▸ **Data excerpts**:
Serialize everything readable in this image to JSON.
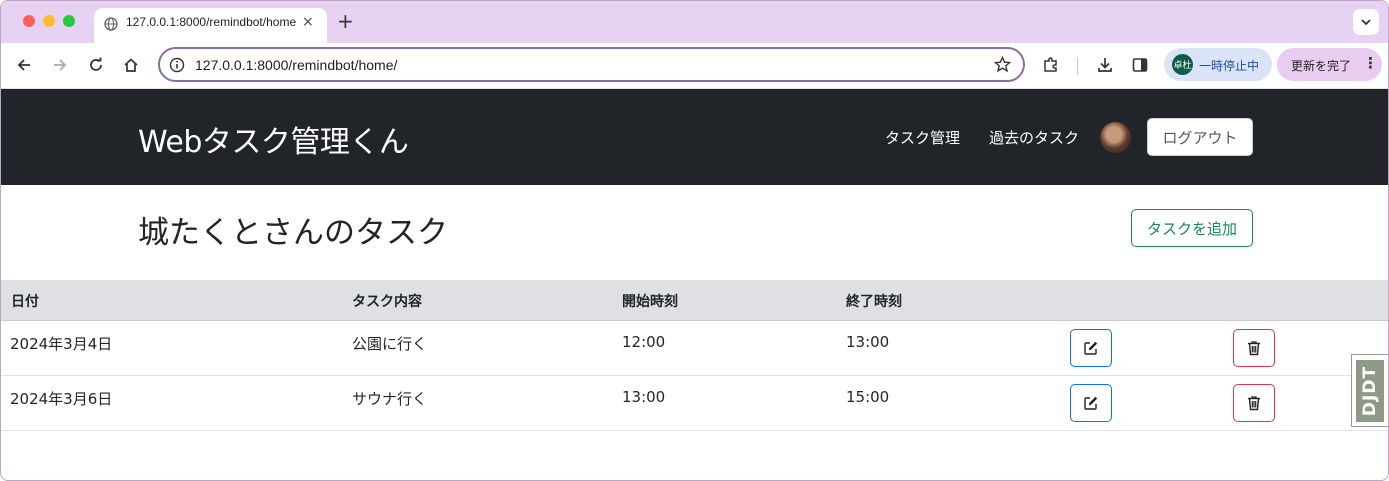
{
  "browser": {
    "tab_title": "127.0.0.1:8000/remindbot/home/",
    "tab_close": "×",
    "new_tab": "+",
    "url": "127.0.0.1:8000/remindbot/home/",
    "profile_initials": "卓杜",
    "paused_label": "一時停止中",
    "update_label": "更新を完了",
    "update_menu": "⋮"
  },
  "navbar": {
    "brand": "Webタスク管理くん",
    "links": [
      "タスク管理",
      "過去のタスク"
    ],
    "logout_label": "ログアウト"
  },
  "main": {
    "heading": "城たくとさんのタスク",
    "add_task_label": "タスクを追加"
  },
  "table": {
    "headers": [
      "日付",
      "タスク内容",
      "開始時刻",
      "終了時刻"
    ],
    "rows": [
      {
        "date": "2024年3月4日",
        "task": "公園に行く",
        "start": "12:00",
        "end": "13:00"
      },
      {
        "date": "2024年3月6日",
        "task": "サウナ行く",
        "start": "13:00",
        "end": "15:00"
      }
    ]
  },
  "debug_toolbar": {
    "label": "DJDT"
  },
  "colors": {
    "tab_strip": "#e8d2f3",
    "navbar": "#212529",
    "add_button": "#198754",
    "edit_button": "#0d6efd",
    "delete_button": "#dc3545",
    "table_header": "#dee0e3"
  }
}
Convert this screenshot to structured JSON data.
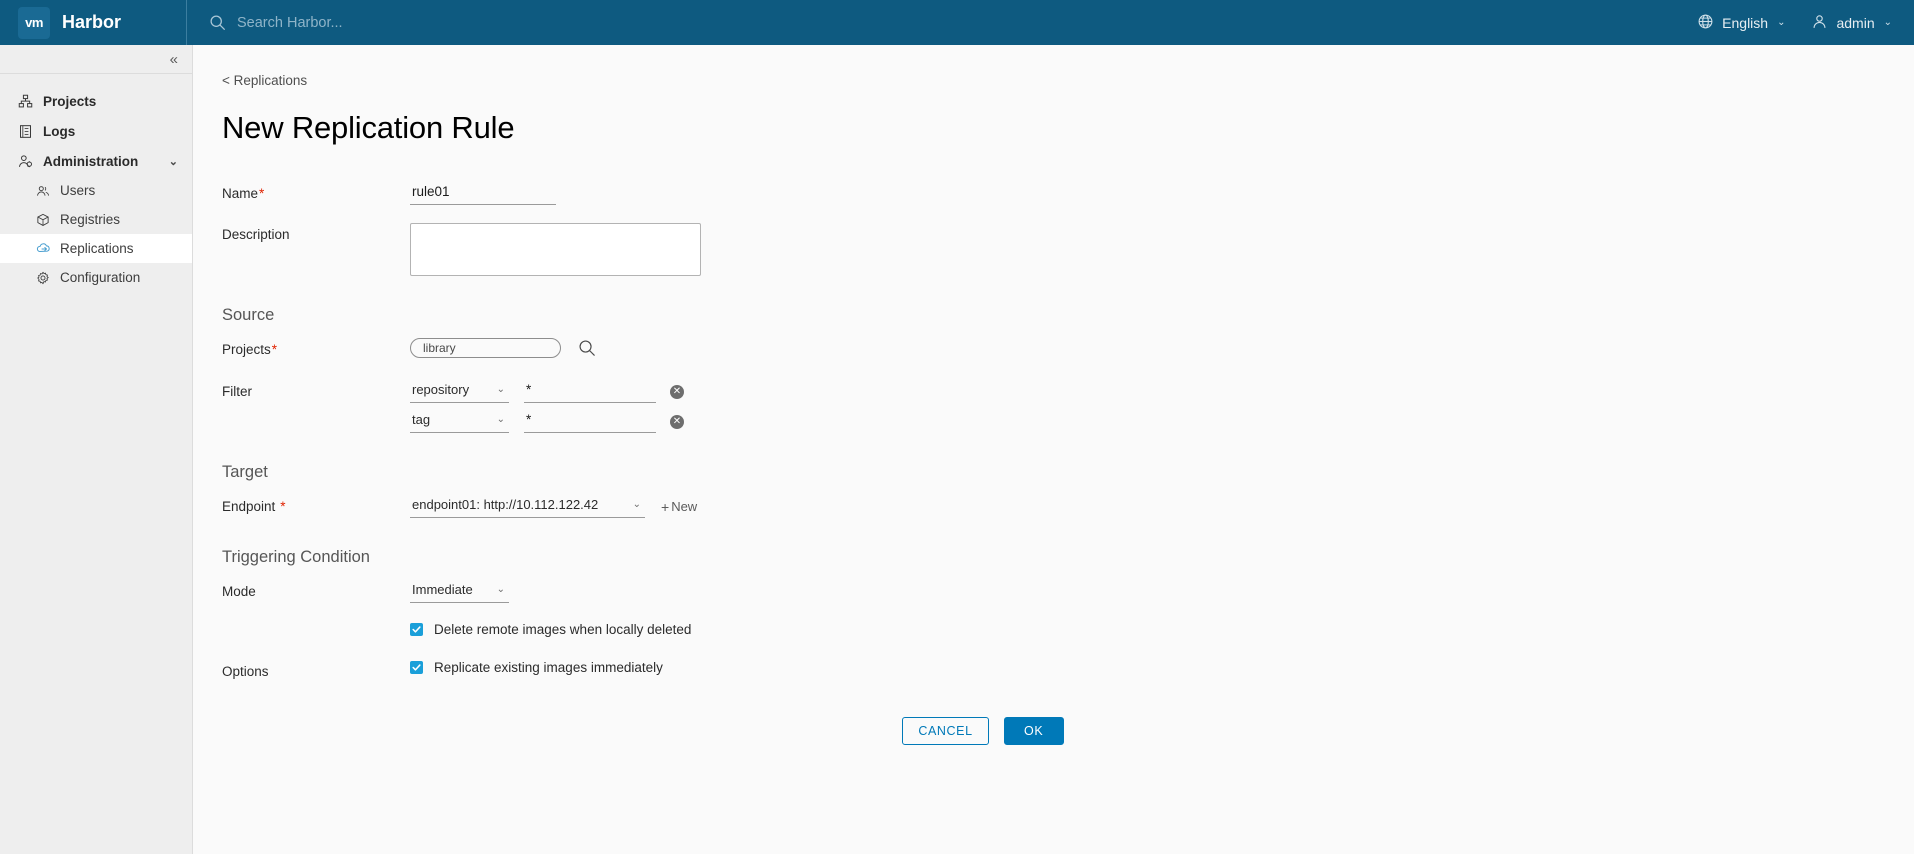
{
  "header": {
    "logo_text": "vm",
    "logo_icon": "vmware-logo-icon",
    "brand": "Harbor",
    "search_icon": "search-icon",
    "search_placeholder": "Search Harbor...",
    "language": "English",
    "language_icon": "globe-icon",
    "user": "admin",
    "user_icon": "user-avatar-icon",
    "caret": "⌄",
    "bg_color": "#0e5a80"
  },
  "sidebar": {
    "collapse_icon": "double-chevron-left-icon",
    "collapse_glyph": "«",
    "items": [
      {
        "label": "Projects",
        "icon": "projects-icon"
      },
      {
        "label": "Logs",
        "icon": "logs-icon"
      },
      {
        "label": "Administration",
        "icon": "administration-icon",
        "expand_glyph": "⌄"
      }
    ],
    "sub_items": [
      {
        "label": "Users",
        "icon": "users-icon",
        "active": false
      },
      {
        "label": "Registries",
        "icon": "registries-icon",
        "active": false
      },
      {
        "label": "Replications",
        "icon": "replications-icon",
        "active": true
      },
      {
        "label": "Configuration",
        "icon": "configuration-gear-icon",
        "active": false
      }
    ]
  },
  "main": {
    "breadcrumb": "< Replications",
    "title": "New Replication Rule",
    "name": {
      "label": "Name",
      "required_mark": "*",
      "value": "rule01"
    },
    "description": {
      "label": "Description",
      "value": "",
      "placeholder": ""
    },
    "source": {
      "section_title": "Source",
      "projects": {
        "label": "Projects",
        "required_mark": "*",
        "chip_value": "library",
        "search_icon": "search-icon"
      },
      "filter": {
        "label": "Filter",
        "rows": [
          {
            "type": "repository",
            "value": "*",
            "remove_icon": "remove-circle-icon",
            "remove_glyph": "✕"
          },
          {
            "type": "tag",
            "value": "*",
            "remove_icon": "remove-circle-icon",
            "remove_glyph": "✕"
          }
        ],
        "caret": "⌄"
      }
    },
    "target": {
      "section_title": "Target",
      "endpoint": {
        "label": "Endpoint",
        "required_mark": "*",
        "value": "endpoint01: http://10.112.122.42",
        "caret": "⌄",
        "new_label": "New",
        "new_plus": "+",
        "new_icon": "plus-icon"
      }
    },
    "triggering": {
      "section_title": "Triggering Condition",
      "mode": {
        "label": "Mode",
        "value": "Immediate",
        "caret": "⌄"
      },
      "delete_remote": {
        "label": "Delete remote images when locally deleted",
        "checked": true
      }
    },
    "options": {
      "label": "Options",
      "replicate_existing": {
        "label": "Replicate existing images immediately",
        "checked": true
      }
    },
    "buttons": {
      "cancel": "CANCEL",
      "ok": "OK"
    }
  },
  "colors": {
    "header_blue": "#0e5a80",
    "accent_blue": "#0079b8",
    "checkbox_blue": "#1a9fd9",
    "required_red": "#e02200"
  }
}
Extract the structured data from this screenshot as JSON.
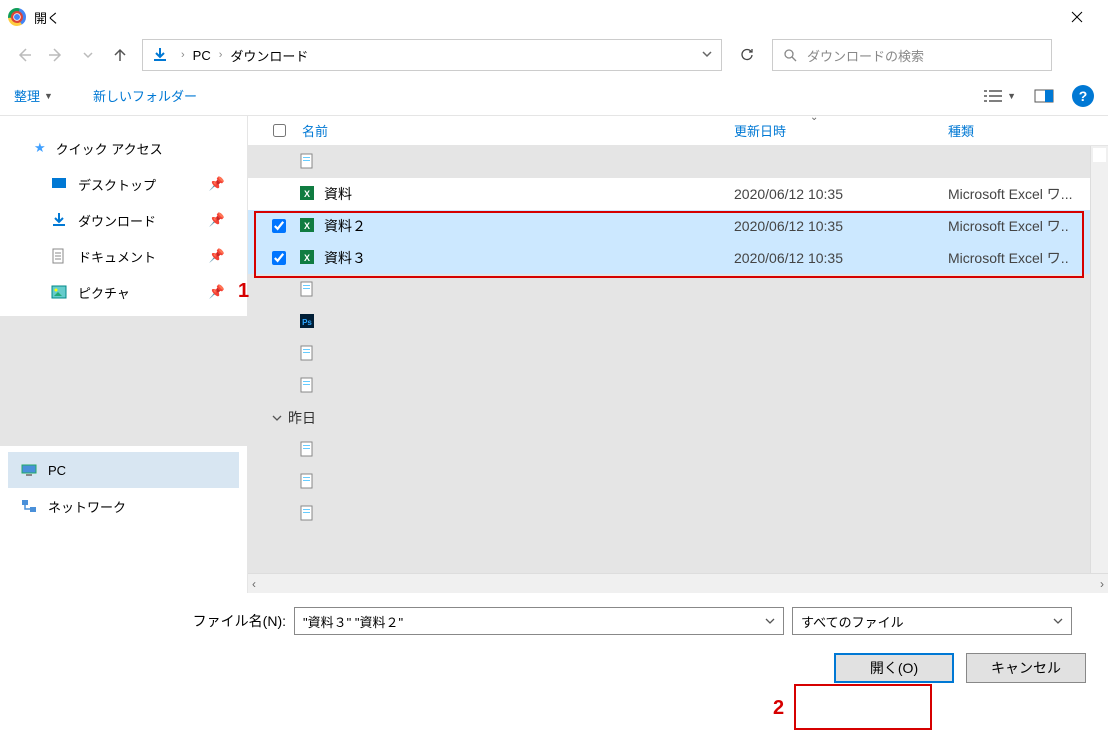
{
  "title": "開く",
  "nav": {
    "crumb1": "PC",
    "crumb2": "ダウンロード"
  },
  "search": {
    "placeholder": "ダウンロードの検索"
  },
  "toolbar": {
    "organize": "整理",
    "new_folder": "新しいフォルダー"
  },
  "sidebar": {
    "quick_access": "クイック アクセス",
    "desktop": "デスクトップ",
    "downloads": "ダウンロード",
    "documents": "ドキュメント",
    "pictures": "ピクチャ",
    "pc": "PC",
    "network": "ネットワーク"
  },
  "columns": {
    "name": "名前",
    "date": "更新日時",
    "type": "種類"
  },
  "files": [
    {
      "name": "",
      "date": "",
      "type": "",
      "icon": "file",
      "checked": false,
      "selected": false,
      "bg": "gray"
    },
    {
      "name": "資料",
      "date": "2020/06/12 10:35",
      "type": "Microsoft Excel ワ...",
      "icon": "excel",
      "checked": false,
      "selected": false,
      "bg": "white"
    },
    {
      "name": "資料２",
      "date": "2020/06/12 10:35",
      "type": "Microsoft Excel ワ..",
      "icon": "excel",
      "checked": true,
      "selected": true,
      "bg": "sel"
    },
    {
      "name": "資料３",
      "date": "2020/06/12 10:35",
      "type": "Microsoft Excel ワ..",
      "icon": "excel",
      "checked": true,
      "selected": true,
      "bg": "sel"
    },
    {
      "name": "",
      "date": "",
      "type": "",
      "icon": "file",
      "checked": false,
      "selected": false,
      "bg": "gray"
    },
    {
      "name": "",
      "date": "",
      "type": "",
      "icon": "ps",
      "checked": false,
      "selected": false,
      "bg": "gray"
    },
    {
      "name": "",
      "date": "",
      "type": "",
      "icon": "file",
      "checked": false,
      "selected": false,
      "bg": "gray"
    },
    {
      "name": "",
      "date": "",
      "type": "",
      "icon": "file",
      "checked": false,
      "selected": false,
      "bg": "gray"
    }
  ],
  "group_label": "昨日",
  "files2": [
    {
      "name": "",
      "date": "",
      "type": "",
      "icon": "file"
    },
    {
      "name": "",
      "date": "",
      "type": "",
      "icon": "file"
    },
    {
      "name": "",
      "date": "",
      "type": "",
      "icon": "file"
    }
  ],
  "footer": {
    "filename_label": "ファイル名(N):",
    "filename_value": "\"資料３\" \"資料２\"",
    "filter_value": "すべてのファイル",
    "open_button": "開く(O)",
    "cancel_button": "キャンセル"
  },
  "annotations": {
    "num1": "1",
    "num2": "2"
  }
}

▸ **What the task requires**: Pictures don't belong in the copy. Transcribe every record exactly as it appears.

▸ **Correct result**:
Serialize everything readable in this image to JSON.
{
  "browser": {
    "tab_title": "127.0.0.1:8000/remindbot/home/",
    "tab_close": "×",
    "new_tab": "+",
    "url": "127.0.0.1:8000/remindbot/home/",
    "profile_initials": "卓杜",
    "paused_label": "一時停止中",
    "update_label": "更新を完了",
    "update_menu": "⋮"
  },
  "navbar": {
    "brand": "Webタスク管理くん",
    "links": [
      "タスク管理",
      "過去のタスク"
    ],
    "logout_label": "ログアウト"
  },
  "main": {
    "heading": "城たくとさんのタスク",
    "add_task_label": "タスクを追加"
  },
  "table": {
    "headers": [
      "日付",
      "タスク内容",
      "開始時刻",
      "終了時刻"
    ],
    "rows": [
      {
        "date": "2024年3月4日",
        "task": "公園に行く",
        "start": "12:00",
        "end": "13:00"
      },
      {
        "date": "2024年3月6日",
        "task": "サウナ行く",
        "start": "13:00",
        "end": "15:00"
      }
    ]
  },
  "debug_toolbar": {
    "label": "DJDT"
  },
  "colors": {
    "tab_strip": "#e8d2f3",
    "navbar": "#212529",
    "add_button": "#198754",
    "edit_button": "#0d6efd",
    "delete_button": "#dc3545",
    "table_header": "#dee0e3"
  }
}
Convert this screenshot to structured JSON data.
{
  "header": {
    "logo_text": "vm",
    "logo_icon": "vmware-logo-icon",
    "brand": "Harbor",
    "search_icon": "search-icon",
    "search_placeholder": "Search Harbor...",
    "language": "English",
    "language_icon": "globe-icon",
    "user": "admin",
    "user_icon": "user-avatar-icon",
    "caret": "⌄",
    "bg_color": "#0e5a80"
  },
  "sidebar": {
    "collapse_icon": "double-chevron-left-icon",
    "collapse_glyph": "«",
    "items": [
      {
        "label": "Projects",
        "icon": "projects-icon"
      },
      {
        "label": "Logs",
        "icon": "logs-icon"
      },
      {
        "label": "Administration",
        "icon": "administration-icon",
        "expand_glyph": "⌄"
      }
    ],
    "sub_items": [
      {
        "label": "Users",
        "icon": "users-icon",
        "active": false
      },
      {
        "label": "Registries",
        "icon": "registries-icon",
        "active": false
      },
      {
        "label": "Replications",
        "icon": "replications-icon",
        "active": true
      },
      {
        "label": "Configuration",
        "icon": "configuration-gear-icon",
        "active": false
      }
    ]
  },
  "main": {
    "breadcrumb": "< Replications",
    "title": "New Replication Rule",
    "name": {
      "label": "Name",
      "required_mark": "*",
      "value": "rule01"
    },
    "description": {
      "label": "Description",
      "value": "",
      "placeholder": ""
    },
    "source": {
      "section_title": "Source",
      "projects": {
        "label": "Projects",
        "required_mark": "*",
        "chip_value": "library",
        "search_icon": "search-icon"
      },
      "filter": {
        "label": "Filter",
        "rows": [
          {
            "type": "repository",
            "value": "*",
            "remove_icon": "remove-circle-icon",
            "remove_glyph": "✕"
          },
          {
            "type": "tag",
            "value": "*",
            "remove_icon": "remove-circle-icon",
            "remove_glyph": "✕"
          }
        ],
        "caret": "⌄"
      }
    },
    "target": {
      "section_title": "Target",
      "endpoint": {
        "label": "Endpoint",
        "required_mark": "*",
        "value": "endpoint01: http://10.112.122.42",
        "caret": "⌄",
        "new_label": "New",
        "new_plus": "+",
        "new_icon": "plus-icon"
      }
    },
    "triggering": {
      "section_title": "Triggering Condition",
      "mode": {
        "label": "Mode",
        "value": "Immediate",
        "caret": "⌄"
      },
      "delete_remote": {
        "label": "Delete remote images when locally deleted",
        "checked": true
      }
    },
    "options": {
      "label": "Options",
      "replicate_existing": {
        "label": "Replicate existing images immediately",
        "checked": true
      }
    },
    "buttons": {
      "cancel": "CANCEL",
      "ok": "OK"
    }
  },
  "colors": {
    "header_blue": "#0e5a80",
    "accent_blue": "#0079b8",
    "checkbox_blue": "#1a9fd9",
    "required_red": "#e02200"
  }
}
Extract the structured data from this screenshot as JSON.
{
  "title": "開く",
  "nav": {
    "crumb1": "PC",
    "crumb2": "ダウンロード"
  },
  "search": {
    "placeholder": "ダウンロードの検索"
  },
  "toolbar": {
    "organize": "整理",
    "new_folder": "新しいフォルダー"
  },
  "sidebar": {
    "quick_access": "クイック アクセス",
    "desktop": "デスクトップ",
    "downloads": "ダウンロード",
    "documents": "ドキュメント",
    "pictures": "ピクチャ",
    "pc": "PC",
    "network": "ネットワーク"
  },
  "columns": {
    "name": "名前",
    "date": "更新日時",
    "type": "種類"
  },
  "files": [
    {
      "name": "",
      "date": "",
      "type": "",
      "icon": "file",
      "checked": false,
      "selected": false,
      "bg": "gray"
    },
    {
      "name": "資料",
      "date": "2020/06/12 10:35",
      "type": "Microsoft Excel ワ...",
      "icon": "excel",
      "checked": false,
      "selected": false,
      "bg": "white"
    },
    {
      "name": "資料２",
      "date": "2020/06/12 10:35",
      "type": "Microsoft Excel ワ..",
      "icon": "excel",
      "checked": true,
      "selected": true,
      "bg": "sel"
    },
    {
      "name": "資料３",
      "date": "2020/06/12 10:35",
      "type": "Microsoft Excel ワ..",
      "icon": "excel",
      "checked": true,
      "selected": true,
      "bg": "sel"
    },
    {
      "name": "",
      "date": "",
      "type": "",
      "icon": "file",
      "checked": false,
      "selected": false,
      "bg": "gray"
    },
    {
      "name": "",
      "date": "",
      "type": "",
      "icon": "ps",
      "checked": false,
      "selected": false,
      "bg": "gray"
    },
    {
      "name": "",
      "date": "",
      "type": "",
      "icon": "file",
      "checked": false,
      "selected": false,
      "bg": "gray"
    },
    {
      "name": "",
      "date": "",
      "type": "",
      "icon": "file",
      "checked": false,
      "selected": false,
      "bg": "gray"
    }
  ],
  "group_label": "昨日",
  "files2": [
    {
      "name": "",
      "date": "",
      "type": "",
      "icon": "file"
    },
    {
      "name": "",
      "date": "",
      "type": "",
      "icon": "file"
    },
    {
      "name": "",
      "date": "",
      "type": "",
      "icon": "file"
    }
  ],
  "footer": {
    "filename_label": "ファイル名(N):",
    "filename_value": "\"資料３\" \"資料２\"",
    "filter_value": "すべてのファイル",
    "open_button": "開く(O)",
    "cancel_button": "キャンセル"
  },
  "annotations": {
    "num1": "1",
    "num2": "2"
  }
}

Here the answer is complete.